▶ [WRITTEN EXERCISE]:
Print the entire listing. Each line must match the original exactly.

Data entries:
=-=-=
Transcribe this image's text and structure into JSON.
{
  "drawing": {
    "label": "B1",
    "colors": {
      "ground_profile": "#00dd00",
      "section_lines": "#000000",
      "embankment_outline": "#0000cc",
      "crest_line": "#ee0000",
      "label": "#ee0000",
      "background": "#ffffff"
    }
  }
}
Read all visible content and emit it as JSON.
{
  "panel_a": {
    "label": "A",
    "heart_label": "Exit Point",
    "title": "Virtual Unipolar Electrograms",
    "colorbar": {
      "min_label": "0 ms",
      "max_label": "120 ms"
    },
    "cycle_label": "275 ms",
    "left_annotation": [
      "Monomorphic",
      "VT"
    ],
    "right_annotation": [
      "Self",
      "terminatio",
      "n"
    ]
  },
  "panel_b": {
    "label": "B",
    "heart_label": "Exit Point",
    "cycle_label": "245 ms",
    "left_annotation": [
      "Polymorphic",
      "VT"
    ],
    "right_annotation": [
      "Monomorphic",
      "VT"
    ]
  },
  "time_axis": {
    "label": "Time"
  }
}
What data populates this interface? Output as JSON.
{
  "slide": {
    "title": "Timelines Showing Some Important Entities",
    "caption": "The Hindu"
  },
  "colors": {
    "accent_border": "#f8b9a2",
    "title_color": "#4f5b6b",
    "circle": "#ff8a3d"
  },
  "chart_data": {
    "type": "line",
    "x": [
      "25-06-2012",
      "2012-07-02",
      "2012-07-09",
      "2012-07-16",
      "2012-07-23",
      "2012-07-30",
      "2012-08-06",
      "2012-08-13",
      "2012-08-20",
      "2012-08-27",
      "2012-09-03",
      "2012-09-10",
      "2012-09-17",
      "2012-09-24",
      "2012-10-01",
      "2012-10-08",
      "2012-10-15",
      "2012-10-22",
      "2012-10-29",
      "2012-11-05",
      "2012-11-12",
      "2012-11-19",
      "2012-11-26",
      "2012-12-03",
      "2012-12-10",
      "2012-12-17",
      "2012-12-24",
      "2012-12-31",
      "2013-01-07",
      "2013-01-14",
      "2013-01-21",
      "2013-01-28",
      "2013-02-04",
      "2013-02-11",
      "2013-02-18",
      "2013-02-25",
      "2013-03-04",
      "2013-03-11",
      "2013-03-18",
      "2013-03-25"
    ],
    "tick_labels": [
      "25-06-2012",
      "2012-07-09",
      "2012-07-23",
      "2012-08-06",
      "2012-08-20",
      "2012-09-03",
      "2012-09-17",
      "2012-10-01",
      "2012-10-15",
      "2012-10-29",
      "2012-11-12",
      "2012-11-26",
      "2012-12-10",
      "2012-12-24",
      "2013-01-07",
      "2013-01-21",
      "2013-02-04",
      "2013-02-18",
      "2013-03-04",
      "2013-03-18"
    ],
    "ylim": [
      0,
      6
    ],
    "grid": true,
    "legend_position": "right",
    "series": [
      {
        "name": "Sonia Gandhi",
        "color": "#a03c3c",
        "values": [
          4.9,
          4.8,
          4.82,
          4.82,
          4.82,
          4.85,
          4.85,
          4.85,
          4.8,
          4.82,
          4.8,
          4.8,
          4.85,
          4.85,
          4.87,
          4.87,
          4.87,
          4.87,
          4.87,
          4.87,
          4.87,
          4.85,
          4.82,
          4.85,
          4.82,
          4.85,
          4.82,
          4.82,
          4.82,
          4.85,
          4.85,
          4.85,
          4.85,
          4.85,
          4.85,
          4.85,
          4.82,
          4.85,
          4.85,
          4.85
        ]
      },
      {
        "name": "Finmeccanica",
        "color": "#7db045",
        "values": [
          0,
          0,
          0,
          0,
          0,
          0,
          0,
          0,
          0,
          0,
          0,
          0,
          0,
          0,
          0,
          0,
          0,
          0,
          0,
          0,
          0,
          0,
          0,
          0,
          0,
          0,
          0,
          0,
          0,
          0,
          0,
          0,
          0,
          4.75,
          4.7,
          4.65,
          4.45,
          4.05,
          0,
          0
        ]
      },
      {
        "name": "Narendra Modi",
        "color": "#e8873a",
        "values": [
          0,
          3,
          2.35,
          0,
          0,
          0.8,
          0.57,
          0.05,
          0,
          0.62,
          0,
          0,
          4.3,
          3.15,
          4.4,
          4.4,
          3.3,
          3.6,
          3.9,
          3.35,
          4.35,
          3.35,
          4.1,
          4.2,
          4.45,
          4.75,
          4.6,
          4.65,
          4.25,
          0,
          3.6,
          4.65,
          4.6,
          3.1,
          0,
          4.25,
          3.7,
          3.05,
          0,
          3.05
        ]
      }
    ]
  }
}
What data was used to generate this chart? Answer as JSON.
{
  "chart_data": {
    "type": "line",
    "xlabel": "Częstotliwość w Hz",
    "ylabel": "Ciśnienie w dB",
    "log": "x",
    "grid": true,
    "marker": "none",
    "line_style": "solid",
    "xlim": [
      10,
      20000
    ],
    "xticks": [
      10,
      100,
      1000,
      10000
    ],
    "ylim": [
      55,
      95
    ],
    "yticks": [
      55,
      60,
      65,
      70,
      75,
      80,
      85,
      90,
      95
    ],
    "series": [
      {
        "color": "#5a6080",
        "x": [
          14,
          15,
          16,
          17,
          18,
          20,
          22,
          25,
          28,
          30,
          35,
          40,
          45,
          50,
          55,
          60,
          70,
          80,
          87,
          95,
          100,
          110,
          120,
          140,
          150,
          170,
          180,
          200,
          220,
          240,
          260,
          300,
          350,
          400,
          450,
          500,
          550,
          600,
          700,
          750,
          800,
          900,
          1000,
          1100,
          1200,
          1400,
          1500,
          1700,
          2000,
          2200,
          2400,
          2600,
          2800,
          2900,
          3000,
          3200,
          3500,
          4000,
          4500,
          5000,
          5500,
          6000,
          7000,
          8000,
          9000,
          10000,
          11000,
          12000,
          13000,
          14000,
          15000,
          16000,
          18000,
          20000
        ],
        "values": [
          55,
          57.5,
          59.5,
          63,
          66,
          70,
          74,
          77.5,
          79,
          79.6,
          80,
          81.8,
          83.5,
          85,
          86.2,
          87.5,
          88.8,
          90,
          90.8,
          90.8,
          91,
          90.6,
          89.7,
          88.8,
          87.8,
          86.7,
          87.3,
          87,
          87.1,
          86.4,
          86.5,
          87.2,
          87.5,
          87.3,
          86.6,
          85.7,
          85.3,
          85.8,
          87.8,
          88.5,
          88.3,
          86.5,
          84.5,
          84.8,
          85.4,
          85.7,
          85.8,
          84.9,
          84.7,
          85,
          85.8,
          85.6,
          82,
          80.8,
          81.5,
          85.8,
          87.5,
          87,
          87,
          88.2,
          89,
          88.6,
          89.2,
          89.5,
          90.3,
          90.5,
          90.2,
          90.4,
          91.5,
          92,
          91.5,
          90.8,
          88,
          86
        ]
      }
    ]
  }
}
=-=-=
▶ [ANSWER FOR THIS EXERCISE]:
Transcribe this image's text and structure into JSON.
{
  "drawing": {
    "label": "B1",
    "colors": {
      "ground_profile": "#00dd00",
      "section_lines": "#000000",
      "embankment_outline": "#0000cc",
      "crest_line": "#ee0000",
      "label": "#ee0000",
      "background": "#ffffff"
    }
  }
}
Read all visible content and emit it as JSON.
{
  "panel_a": {
    "label": "A",
    "heart_label": "Exit Point",
    "title": "Virtual Unipolar Electrograms",
    "colorbar": {
      "min_label": "0 ms",
      "max_label": "120 ms"
    },
    "cycle_label": "275 ms",
    "left_annotation": [
      "Monomorphic",
      "VT"
    ],
    "right_annotation": [
      "Self",
      "terminatio",
      "n"
    ]
  },
  "panel_b": {
    "label": "B",
    "heart_label": "Exit Point",
    "cycle_label": "245 ms",
    "left_annotation": [
      "Polymorphic",
      "VT"
    ],
    "right_annotation": [
      "Monomorphic",
      "VT"
    ]
  },
  "time_axis": {
    "label": "Time"
  }
}
What data populates this interface? Output as JSON.
{
  "slide": {
    "title": "Timelines Showing Some Important Entities",
    "caption": "The Hindu"
  },
  "colors": {
    "accent_border": "#f8b9a2",
    "title_color": "#4f5b6b",
    "circle": "#ff8a3d"
  },
  "chart_data": {
    "type": "line",
    "x": [
      "25-06-2012",
      "2012-07-02",
      "2012-07-09",
      "2012-07-16",
      "2012-07-23",
      "2012-07-30",
      "2012-08-06",
      "2012-08-13",
      "2012-08-20",
      "2012-08-27",
      "2012-09-03",
      "2012-09-10",
      "2012-09-17",
      "2012-09-24",
      "2012-10-01",
      "2012-10-08",
      "2012-10-15",
      "2012-10-22",
      "2012-10-29",
      "2012-11-05",
      "2012-11-12",
      "2012-11-19",
      "2012-11-26",
      "2012-12-03",
      "2012-12-10",
      "2012-12-17",
      "2012-12-24",
      "2012-12-31",
      "2013-01-07",
      "2013-01-14",
      "2013-01-21",
      "2013-01-28",
      "2013-02-04",
      "2013-02-11",
      "2013-02-18",
      "2013-02-25",
      "2013-03-04",
      "2013-03-11",
      "2013-03-18",
      "2013-03-25"
    ],
    "tick_labels": [
      "25-06-2012",
      "2012-07-09",
      "2012-07-23",
      "2012-08-06",
      "2012-08-20",
      "2012-09-03",
      "2012-09-17",
      "2012-10-01",
      "2012-10-15",
      "2012-10-29",
      "2012-11-12",
      "2012-11-26",
      "2012-12-10",
      "2012-12-24",
      "2013-01-07",
      "2013-01-21",
      "2013-02-04",
      "2013-02-18",
      "2013-03-04",
      "2013-03-18"
    ],
    "ylim": [
      0,
      6
    ],
    "grid": true,
    "legend_position": "right",
    "series": [
      {
        "name": "Sonia Gandhi",
        "color": "#a03c3c",
        "values": [
          4.9,
          4.8,
          4.82,
          4.82,
          4.82,
          4.85,
          4.85,
          4.85,
          4.8,
          4.82,
          4.8,
          4.8,
          4.85,
          4.85,
          4.87,
          4.87,
          4.87,
          4.87,
          4.87,
          4.87,
          4.87,
          4.85,
          4.82,
          4.85,
          4.82,
          4.85,
          4.82,
          4.82,
          4.82,
          4.85,
          4.85,
          4.85,
          4.85,
          4.85,
          4.85,
          4.85,
          4.82,
          4.85,
          4.85,
          4.85
        ]
      },
      {
        "name": "Finmeccanica",
        "color": "#7db045",
        "values": [
          0,
          0,
          0,
          0,
          0,
          0,
          0,
          0,
          0,
          0,
          0,
          0,
          0,
          0,
          0,
          0,
          0,
          0,
          0,
          0,
          0,
          0,
          0,
          0,
          0,
          0,
          0,
          0,
          0,
          0,
          0,
          0,
          0,
          4.75,
          4.7,
          4.65,
          4.45,
          4.05,
          0,
          0
        ]
      },
      {
        "name": "Narendra Modi",
        "color": "#e8873a",
        "values": [
          0,
          3,
          2.35,
          0,
          0,
          0.8,
          0.57,
          0.05,
          0,
          0.62,
          0,
          0,
          4.3,
          3.15,
          4.4,
          4.4,
          3.3,
          3.6,
          3.9,
          3.35,
          4.35,
          3.35,
          4.1,
          4.2,
          4.45,
          4.75,
          4.6,
          4.65,
          4.25,
          0,
          3.6,
          4.65,
          4.6,
          3.1,
          0,
          4.25,
          3.7,
          3.05,
          0,
          3.05
        ]
      }
    ]
  }
}
What data was used to generate this chart? Answer as JSON.
{
  "chart_data": {
    "type": "line",
    "xlabel": "Częstotliwość w Hz",
    "ylabel": "Ciśnienie w dB",
    "log": "x",
    "grid": true,
    "marker": "none",
    "line_style": "solid",
    "xlim": [
      10,
      20000
    ],
    "xticks": [
      10,
      100,
      1000,
      10000
    ],
    "ylim": [
      55,
      95
    ],
    "yticks": [
      55,
      60,
      65,
      70,
      75,
      80,
      85,
      90,
      95
    ],
    "series": [
      {
        "color": "#5a6080",
        "x": [
          14,
          15,
          16,
          17,
          18,
          20,
          22,
          25,
          28,
          30,
          35,
          40,
          45,
          50,
          55,
          60,
          70,
          80,
          87,
          95,
          100,
          110,
          120,
          140,
          150,
          170,
          180,
          200,
          220,
          240,
          260,
          300,
          350,
          400,
          450,
          500,
          550,
          600,
          700,
          750,
          800,
          900,
          1000,
          1100,
          1200,
          1400,
          1500,
          1700,
          2000,
          2200,
          2400,
          2600,
          2800,
          2900,
          3000,
          3200,
          3500,
          4000,
          4500,
          5000,
          5500,
          6000,
          7000,
          8000,
          9000,
          10000,
          11000,
          12000,
          13000,
          14000,
          15000,
          16000,
          18000,
          20000
        ],
        "values": [
          55,
          57.5,
          59.5,
          63,
          66,
          70,
          74,
          77.5,
          79,
          79.6,
          80,
          81.8,
          83.5,
          85,
          86.2,
          87.5,
          88.8,
          90,
          90.8,
          90.8,
          91,
          90.6,
          89.7,
          88.8,
          87.8,
          86.7,
          87.3,
          87,
          87.1,
          86.4,
          86.5,
          87.2,
          87.5,
          87.3,
          86.6,
          85.7,
          85.3,
          85.8,
          87.8,
          88.5,
          88.3,
          86.5,
          84.5,
          84.8,
          85.4,
          85.7,
          85.8,
          84.9,
          84.7,
          85,
          85.8,
          85.6,
          82,
          80.8,
          81.5,
          85.8,
          87.5,
          87,
          87,
          88.2,
          89,
          88.6,
          89.2,
          89.5,
          90.3,
          90.5,
          90.2,
          90.4,
          91.5,
          92,
          91.5,
          90.8,
          88,
          86
        ]
      }
    ]
  }
}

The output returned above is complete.